*What this task involves*
Copy out the data below verbatim.

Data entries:
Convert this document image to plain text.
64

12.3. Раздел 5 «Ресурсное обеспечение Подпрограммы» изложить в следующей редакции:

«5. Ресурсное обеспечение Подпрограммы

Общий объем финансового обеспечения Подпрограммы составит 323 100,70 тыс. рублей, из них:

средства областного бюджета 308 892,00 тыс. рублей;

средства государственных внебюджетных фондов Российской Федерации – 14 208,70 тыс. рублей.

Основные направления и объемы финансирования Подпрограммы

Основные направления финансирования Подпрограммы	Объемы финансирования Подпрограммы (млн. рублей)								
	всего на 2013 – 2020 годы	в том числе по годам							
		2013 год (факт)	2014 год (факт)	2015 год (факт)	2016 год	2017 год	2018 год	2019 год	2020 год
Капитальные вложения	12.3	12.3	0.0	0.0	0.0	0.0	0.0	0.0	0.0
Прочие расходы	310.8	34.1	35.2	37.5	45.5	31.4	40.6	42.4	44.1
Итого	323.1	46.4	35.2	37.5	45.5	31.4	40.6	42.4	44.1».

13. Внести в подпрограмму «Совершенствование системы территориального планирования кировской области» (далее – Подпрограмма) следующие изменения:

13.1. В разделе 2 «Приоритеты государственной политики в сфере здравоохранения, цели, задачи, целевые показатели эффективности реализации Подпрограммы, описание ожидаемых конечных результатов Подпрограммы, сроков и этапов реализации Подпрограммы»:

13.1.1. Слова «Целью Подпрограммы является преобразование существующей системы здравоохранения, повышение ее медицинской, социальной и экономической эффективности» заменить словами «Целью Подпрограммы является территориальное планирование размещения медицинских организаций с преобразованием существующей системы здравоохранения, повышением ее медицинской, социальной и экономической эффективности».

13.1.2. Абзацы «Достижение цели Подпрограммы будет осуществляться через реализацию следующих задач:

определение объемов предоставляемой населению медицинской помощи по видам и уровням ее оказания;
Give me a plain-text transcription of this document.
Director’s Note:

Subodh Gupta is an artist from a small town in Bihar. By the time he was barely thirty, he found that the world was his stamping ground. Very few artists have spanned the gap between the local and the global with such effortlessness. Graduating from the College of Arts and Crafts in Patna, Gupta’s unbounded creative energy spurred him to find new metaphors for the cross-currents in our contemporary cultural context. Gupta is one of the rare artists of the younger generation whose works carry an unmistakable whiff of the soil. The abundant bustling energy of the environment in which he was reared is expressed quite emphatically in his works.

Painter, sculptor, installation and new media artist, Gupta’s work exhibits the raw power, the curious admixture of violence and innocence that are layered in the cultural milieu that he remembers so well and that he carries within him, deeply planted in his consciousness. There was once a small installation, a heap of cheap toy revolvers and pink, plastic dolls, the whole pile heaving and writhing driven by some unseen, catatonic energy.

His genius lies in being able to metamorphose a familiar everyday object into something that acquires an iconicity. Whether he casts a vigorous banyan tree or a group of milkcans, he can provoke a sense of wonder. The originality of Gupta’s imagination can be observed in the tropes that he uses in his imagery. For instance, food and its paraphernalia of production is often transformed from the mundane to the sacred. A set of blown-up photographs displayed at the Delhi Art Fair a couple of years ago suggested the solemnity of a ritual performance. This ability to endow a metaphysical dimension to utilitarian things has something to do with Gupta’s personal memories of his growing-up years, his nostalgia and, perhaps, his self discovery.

*Finished exercise*
Convert this document image to plain text.
64

12.3. Раздел 5 «Ресурсное обеспечение Подпрограммы» изложить в следующей редакции:

«5. Ресурсное обеспечение Подпрограммы

Общий объем финансового обеспечения Подпрограммы составит 323 100,70 тыс. рублей, из них:

средства областного бюджета 308 892,00 тыс. рублей;

средства государственных внебюджетных фондов Российской Федерации – 14 208,70 тыс. рублей.

Основные направления и объемы финансирования Подпрограммы

Основные направления финансирования Подпрограммы	Объемы финансирования Подпрограммы (млн. рублей)								
	всего на 2013 – 2020 годы	в том числе по годам							
		2013 год (факт)	2014 год (факт)	2015 год (факт)	2016 год	2017 год	2018 год	2019 год	2020 год
Капитальные вложения	12.3	12.3	0.0	0.0	0.0	0.0	0.0	0.0	0.0
Прочие расходы	310.8	34.1	35.2	37.5	45.5	31.4	40.6	42.4	44.1
Итого	323.1	46.4	35.2	37.5	45.5	31.4	40.6	42.4	44.1».

13. Внести в подпрограмму «Совершенствование системы территориального планирования кировской области» (далее – Подпрограмма) следующие изменения:

13.1. В разделе 2 «Приоритеты государственной политики в сфере здравоохранения, цели, задачи, целевые показатели эффективности реализации Подпрограммы, описание ожидаемых конечных результатов Подпрограммы, сроков и этапов реализации Подпрограммы»:

13.1.1. Слова «Целью Подпрограммы является преобразование существующей системы здравоохранения, повышение ее медицинской, социальной и экономической эффективности» заменить словами «Целью Подпрограммы является территориальное планирование размещения медицинских организаций с преобразованием существующей системы здравоохранения, повышением ее медицинской, социальной и экономической эффективности».

13.1.2. Абзацы «Достижение цели Подпрограммы будет осуществляться через реализацию следующих задач:

определение объемов предоставляемой населению медицинской помощи по видам и уровням ее оказания;
Give me a plain-text transcription of this document.
Director’s Note:

Subodh Gupta is an artist from a small town in Bihar. By the time he was barely thirty, he found that the world was his stamping ground. Very few artists have spanned the gap between the local and the global with such effortlessness. Graduating from the College of Arts and Crafts in Patna, Gupta’s unbounded creative energy spurred him to find new metaphors for the cross-currents in our contemporary cultural context. Gupta is one of the rare artists of the younger generation whose works carry an unmistakable whiff of the soil. The abundant bustling energy of the environment in which he was reared is expressed quite emphatically in his works.

Painter, sculptor, installation and new media artist, Gupta’s work exhibits the raw power, the curious admixture of violence and innocence that are layered in the cultural milieu that he remembers so well and that he carries within him, deeply planted in his consciousness. There was once a small installation, a heap of cheap toy revolvers and pink, plastic dolls, the whole pile heaving and writhing driven by some unseen, catatonic energy.

His genius lies in being able to metamorphose a familiar everyday object into something that acquires an iconicity. Whether he casts a vigorous banyan tree or a group of milkcans, he can provoke a sense of wonder. The originality of Gupta’s imagination can be observed in the tropes that he uses in his imagery. For instance, food and its paraphernalia of production is often transformed from the mundane to the sacred. A set of blown-up photographs displayed at the Delhi Art Fair a couple of years ago suggested the solemnity of a ritual performance. This ability to endow a metaphysical dimension to utilitarian things has something to do with Gupta’s personal memories of his growing-up years, his nostalgia and, perhaps, his self discovery.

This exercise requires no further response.